Problem to work on
According to the article on Oracle's Data Integration Suite, what does the suite cost?

Document extract
══════

07 March 2008

Oracle Shakes Things Up with SOA-Based Data-Integration Suite

Oracle SOA Service Oriented Architecture News : Oracle Shakes Things Up with SOA-Based Data-Integration Suite by Loraine Lawson

Oracle may have just moved from a data-integration challenger to contend as leader this week with the release of Oracle Data Integration Suite.

There isn’t much buzz yet about the announcement. You’ll find tons of news articles if you do a search, but let me save you some time: They’re almost all the same article, written by IDG correspondent Chris Kanaracus.

Here’s the basics: Oracle’s $60,000-per-CPU suite is a middleware solution, which merges traditional data-integration functions with service-oriented architecture tools. It bundles Oracle’s Data Integrator, a BI/data-warehouse solution with master-data-management capabilities, with the Oracle/Hyperion Data Relationship Manager and Oracle’s BPEL Process Manager.

You also get an ESB, (which are practically free with every Happy Meal these days), a business-to-business engine and a business-rules engine, according to the Kanaracus article. Non-standard add-ons are Oracle Data Quality for Data Integrator, Oracle Data Profiling, Oracle’s Coherence Data Grid and various adapters. Tag, title and tax not included.

OK, so what does all that mean?

Vincent McBurney at IT Toolbox had this to say:

…a very interesting data integration suite from Oracle - the first vendor to put a business rules engine into a core data integration suite offering.

He compares each component to similar products from IBM and Informatica. Ultimately, he points out, Oracle’s success will boil down to how well the components actually work together.

While Kanaracus focused on how acquisitions contributed to the new suite, SearchOracle at TechTarget took a close look at how the suite handles data governance and integration in an SOA. And, not surprisingly for company known for its databases, that’s a key part of why Oracle’s Data Integration Suite is an intriguing offering.

In effect, Oracle is offering a middleware solution that offers SOA-based business-process management and change management and tying that to master-data management capabilities, which is where the Oracle/Hyperion Data Relationship Manager tool comes into play.

Forrester Research analyst Ray Wang told SearchOracle:

“What Oracle is trying to say is that in order for SOA to be successful, you need to have MDM in place. You also need to have the business processes and you also need to have some of the semantic rules built into all of that.”

Could this be the solution to SOA’s data dilemmas? Stay tuned.

Oracle also promises its solution will work in a heterogeneous environment, with support for IBM DB2, MySQL, Microsoft SQL Server, Teradata and Oracle. As Kanaracus’ article notes, this is significant, since SOA capabilities in a heterogeneous environment has been one of IBM’s marketing tactics.

Obviously, Forrester and McBurney see this as a significant new offering. I’m curious to see what others say.

Last year, Gartner named Oracle a data-integration challenger and IBM a leader in its Data Integration Tools Magic Quadrant. I suspect this more robust offering may reposition Oracle in 2008.

══════

Extracted data
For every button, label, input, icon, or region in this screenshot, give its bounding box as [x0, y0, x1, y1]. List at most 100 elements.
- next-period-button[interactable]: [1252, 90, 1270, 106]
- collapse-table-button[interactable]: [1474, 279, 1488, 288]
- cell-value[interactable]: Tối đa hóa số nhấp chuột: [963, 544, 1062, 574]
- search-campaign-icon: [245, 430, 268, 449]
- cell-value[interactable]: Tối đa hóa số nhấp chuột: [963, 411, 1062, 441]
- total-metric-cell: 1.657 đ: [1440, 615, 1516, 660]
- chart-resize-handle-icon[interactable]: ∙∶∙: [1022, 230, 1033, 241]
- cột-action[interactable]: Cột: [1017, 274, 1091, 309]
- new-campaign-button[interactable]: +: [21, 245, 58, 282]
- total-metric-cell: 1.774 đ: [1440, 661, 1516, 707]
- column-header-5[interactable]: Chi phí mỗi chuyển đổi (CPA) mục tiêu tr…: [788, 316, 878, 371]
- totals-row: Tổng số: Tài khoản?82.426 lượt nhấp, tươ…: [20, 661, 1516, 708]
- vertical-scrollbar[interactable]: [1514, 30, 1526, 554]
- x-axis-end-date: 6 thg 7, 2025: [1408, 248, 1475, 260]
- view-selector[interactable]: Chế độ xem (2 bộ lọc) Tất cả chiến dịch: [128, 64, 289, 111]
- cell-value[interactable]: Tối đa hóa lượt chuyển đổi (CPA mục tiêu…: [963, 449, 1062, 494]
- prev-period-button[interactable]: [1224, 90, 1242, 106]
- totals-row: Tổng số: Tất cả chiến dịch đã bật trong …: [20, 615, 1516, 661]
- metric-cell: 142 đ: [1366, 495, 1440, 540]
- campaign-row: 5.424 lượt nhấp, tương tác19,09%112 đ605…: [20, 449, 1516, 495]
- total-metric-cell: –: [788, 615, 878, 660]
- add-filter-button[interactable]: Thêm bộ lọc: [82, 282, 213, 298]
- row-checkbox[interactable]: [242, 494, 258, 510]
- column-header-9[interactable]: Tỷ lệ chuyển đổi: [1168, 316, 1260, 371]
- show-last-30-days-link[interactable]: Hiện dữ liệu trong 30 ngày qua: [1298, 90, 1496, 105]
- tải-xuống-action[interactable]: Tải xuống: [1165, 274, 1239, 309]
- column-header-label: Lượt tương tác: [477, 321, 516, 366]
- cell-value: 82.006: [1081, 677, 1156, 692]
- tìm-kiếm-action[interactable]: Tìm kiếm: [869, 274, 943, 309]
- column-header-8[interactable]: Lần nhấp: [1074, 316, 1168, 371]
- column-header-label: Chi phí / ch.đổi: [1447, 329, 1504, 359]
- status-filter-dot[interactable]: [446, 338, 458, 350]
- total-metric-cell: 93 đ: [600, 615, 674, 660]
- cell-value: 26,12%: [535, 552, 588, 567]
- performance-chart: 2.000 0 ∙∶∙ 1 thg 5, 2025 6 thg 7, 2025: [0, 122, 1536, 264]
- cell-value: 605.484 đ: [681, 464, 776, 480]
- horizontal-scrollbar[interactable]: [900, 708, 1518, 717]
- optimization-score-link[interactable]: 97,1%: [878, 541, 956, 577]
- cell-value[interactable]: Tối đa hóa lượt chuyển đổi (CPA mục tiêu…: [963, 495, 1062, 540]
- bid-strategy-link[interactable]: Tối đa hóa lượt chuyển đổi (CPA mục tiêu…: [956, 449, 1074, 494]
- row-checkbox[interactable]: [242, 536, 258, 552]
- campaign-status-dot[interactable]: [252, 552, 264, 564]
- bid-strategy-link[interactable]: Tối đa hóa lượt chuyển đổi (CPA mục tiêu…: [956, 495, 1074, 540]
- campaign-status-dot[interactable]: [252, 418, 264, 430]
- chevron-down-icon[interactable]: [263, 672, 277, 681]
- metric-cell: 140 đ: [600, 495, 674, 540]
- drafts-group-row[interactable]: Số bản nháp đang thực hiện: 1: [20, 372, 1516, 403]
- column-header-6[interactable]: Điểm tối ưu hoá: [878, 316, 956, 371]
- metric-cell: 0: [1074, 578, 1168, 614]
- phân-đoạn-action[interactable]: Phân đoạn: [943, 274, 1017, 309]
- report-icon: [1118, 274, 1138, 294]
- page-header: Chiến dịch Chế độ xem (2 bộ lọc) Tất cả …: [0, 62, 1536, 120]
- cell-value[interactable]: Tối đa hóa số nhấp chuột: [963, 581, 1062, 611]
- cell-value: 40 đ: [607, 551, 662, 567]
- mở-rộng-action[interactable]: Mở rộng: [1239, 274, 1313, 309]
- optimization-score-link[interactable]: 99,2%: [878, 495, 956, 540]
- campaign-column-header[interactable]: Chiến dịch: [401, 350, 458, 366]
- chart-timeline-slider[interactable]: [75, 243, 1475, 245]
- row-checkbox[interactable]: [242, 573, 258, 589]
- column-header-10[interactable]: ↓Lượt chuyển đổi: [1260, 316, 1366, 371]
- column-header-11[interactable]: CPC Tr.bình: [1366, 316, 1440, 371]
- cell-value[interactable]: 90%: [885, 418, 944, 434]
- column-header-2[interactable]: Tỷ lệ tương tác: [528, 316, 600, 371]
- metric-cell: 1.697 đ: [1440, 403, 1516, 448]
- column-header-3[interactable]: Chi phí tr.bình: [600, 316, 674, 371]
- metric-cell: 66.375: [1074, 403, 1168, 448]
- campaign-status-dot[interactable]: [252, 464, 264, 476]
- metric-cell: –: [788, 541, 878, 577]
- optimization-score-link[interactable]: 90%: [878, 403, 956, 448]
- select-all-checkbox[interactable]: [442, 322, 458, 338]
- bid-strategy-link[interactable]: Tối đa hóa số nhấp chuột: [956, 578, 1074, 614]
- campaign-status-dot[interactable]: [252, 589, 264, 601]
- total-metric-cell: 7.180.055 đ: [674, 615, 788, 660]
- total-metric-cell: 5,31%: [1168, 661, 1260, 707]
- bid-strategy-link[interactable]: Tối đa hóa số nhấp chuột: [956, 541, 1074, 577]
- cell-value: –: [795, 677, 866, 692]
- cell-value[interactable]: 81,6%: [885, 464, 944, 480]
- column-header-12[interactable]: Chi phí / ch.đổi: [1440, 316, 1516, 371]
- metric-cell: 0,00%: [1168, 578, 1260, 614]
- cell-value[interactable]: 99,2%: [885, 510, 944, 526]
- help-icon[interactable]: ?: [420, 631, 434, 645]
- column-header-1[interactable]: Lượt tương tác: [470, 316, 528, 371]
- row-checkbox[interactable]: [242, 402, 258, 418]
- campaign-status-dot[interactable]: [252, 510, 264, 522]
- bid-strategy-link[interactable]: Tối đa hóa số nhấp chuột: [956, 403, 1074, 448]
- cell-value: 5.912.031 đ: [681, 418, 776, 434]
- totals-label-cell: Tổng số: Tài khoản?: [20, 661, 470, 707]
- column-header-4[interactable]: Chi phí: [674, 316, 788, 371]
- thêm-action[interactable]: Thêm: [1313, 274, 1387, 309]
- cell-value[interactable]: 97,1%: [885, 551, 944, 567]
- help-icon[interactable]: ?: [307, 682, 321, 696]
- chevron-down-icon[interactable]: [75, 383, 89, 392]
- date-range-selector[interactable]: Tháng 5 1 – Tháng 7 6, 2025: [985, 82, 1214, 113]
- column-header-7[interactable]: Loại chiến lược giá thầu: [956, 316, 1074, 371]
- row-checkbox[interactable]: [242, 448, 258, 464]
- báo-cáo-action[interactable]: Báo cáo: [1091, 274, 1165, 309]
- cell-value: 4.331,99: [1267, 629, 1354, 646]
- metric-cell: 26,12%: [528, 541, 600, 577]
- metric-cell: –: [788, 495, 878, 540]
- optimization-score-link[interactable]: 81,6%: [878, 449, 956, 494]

══════

Written response
$60,000 per CPU.